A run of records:
* Begin *
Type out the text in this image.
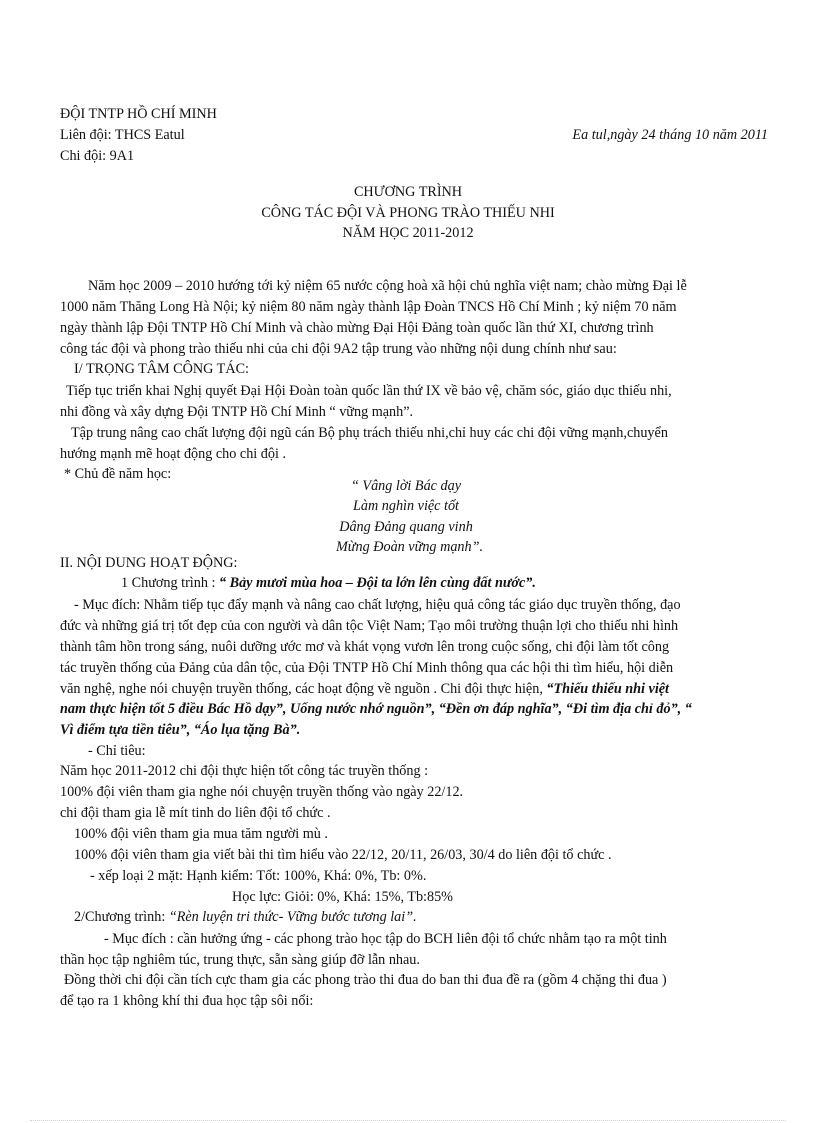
ĐỘI TNTP HỒ CHÍ MINH
Liên đội: THCS Eatul	Ea tul,ngày 24 tháng 10 năm 2011
Chi đội: 9A1
CHƯƠNG TRÌNH
CÔNG TÁC ĐỘI VÀ PHONG TRÀO THIẾU NHI
NĂM HỌC 2011-2012
Năm học 2009 – 2010 hướng tới kỷ niệm 65 nước cộng hoà xã hội chủ nghĩa việt nam; chào mừng Đại lễ
1000 năm Thăng Long Hà Nội; kỷ niệm 80 năm ngày thành lập Đoàn TNCS Hồ Chí Minh ; kỷ niệm 70 năm
ngày thành lập Đội TNTP Hồ Chí Minh và chào mừng Đại Hội Đảng toàn quốc lần thứ XI, chương trình
công tác đội và phong trào thiếu nhi của chi đội 9A2 tập trung vào những nội dung chính như sau:
I/ TRỌNG TÂM CÔNG TÁC:
Tiếp tục triển khai Nghị quyết Đại Hội Đoàn toàn quốc lần thứ IX về bảo vệ, chăm sóc, giáo dục thiếu nhi,
nhi đồng và xây dựng Đội TNTP Hồ Chí Minh “ vững mạnh”.
Tập trung nâng cao chất lượng đội ngũ cán Bộ phụ trách thiếu nhi,chỉ huy các chi đội vững mạnh,chuyển
hướng mạnh mẽ hoạt động cho chi đội .
* Chủ đề năm học:
“ Vâng lời Bác dạy
Làm nghìn việc tốt
Dâng Đảng quang vinh
Mừng Đoàn vững mạnh”.
II. NỘI DUNG HOẠT ĐỘNG:
1 Chương trình : “ Bảy mươi mùa hoa – Đội ta lớn lên cùng đất nước”.
- Mục đích: Nhằm tiếp tục đẩy mạnh và nâng cao chất lượng, hiệu quả công tác giáo dục truyền thống, đạo
đức và những giá trị tốt đẹp của con người và dân tộc Việt Nam; Tạo môi trường thuận lợi cho thiếu nhi hình
thành tâm hồn trong sáng, nuôi dưỡng ước mơ và khát vọng vươn lên trong cuộc sống, chi đội làm tốt công
tác truyền thống của Đảng của dân tộc, của Đội TNTP Hồ Chí Minh thông qua các hội thi tìm hiểu, hội diễn
văn nghệ, nghe nói chuyện truyền thống, các hoạt động về nguồn . Chi đội thực hiện, “Thiếu thiếu nhi việt
nam thực hiện tốt 5 điều Bác Hồ dạy”, Uống nước nhớ nguồn”, “Đền ơn đáp nghĩa”, “Đi tìm địa chỉ đỏ”, “
Vì điểm tựa tiền tiêu”, “Áo lụa tặng Bà”.
- Chỉ tiêu:
Năm học 2011-2012 chi đội thực hiện tốt công tác truyền thống :
100% đội viên tham gia nghe nói chuyện truyền thống vào ngày 22/12.
chi đội tham gia lễ mít tinh do liên đội tổ chức .
100% đội viên tham gia mua tăm người mù .
100% đội viên tham gia viết bài thi tìm hiểu vào 22/12, 20/11, 26/03, 30/4 do liên đội tổ chức .
- xếp loại 2 mặt: Hạnh kiểm: Tốt: 100%, Khá: 0%, Tb: 0%.
Học lực: Giỏi: 0%, Khá: 15%, Tb:85%
2/Chương trình: “Rèn luyện tri thức- Vững bước tương lai”.
- Mục đích : cần hưởng ứng - các phong trào học tập do BCH liên đội tổ chức nhằm tạo ra một tinh
thần học tập nghiêm túc, trung thực, sẵn sàng giúp đỡ lẫn nhau.
Đồng thời chi đội cần tích cực tham gia các phong trào thi đua do ban thi đua đề ra (gồm 4 chặng thi đua )
để tạo ra 1 không khí thi đua học tập sôi nổi:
* End *
Work to complete:
Search the entries for the word "chuyện" and pick out every line that holds it.

The solution:
văn nghệ, nghe nói chuyện truyền thống, các hoạt động về nguồn . Chi đội thực hiện, “Thiếu thiếu nhi việt
100% đội viên tham gia nghe nói chuyện truyền thống vào ngày 22/12.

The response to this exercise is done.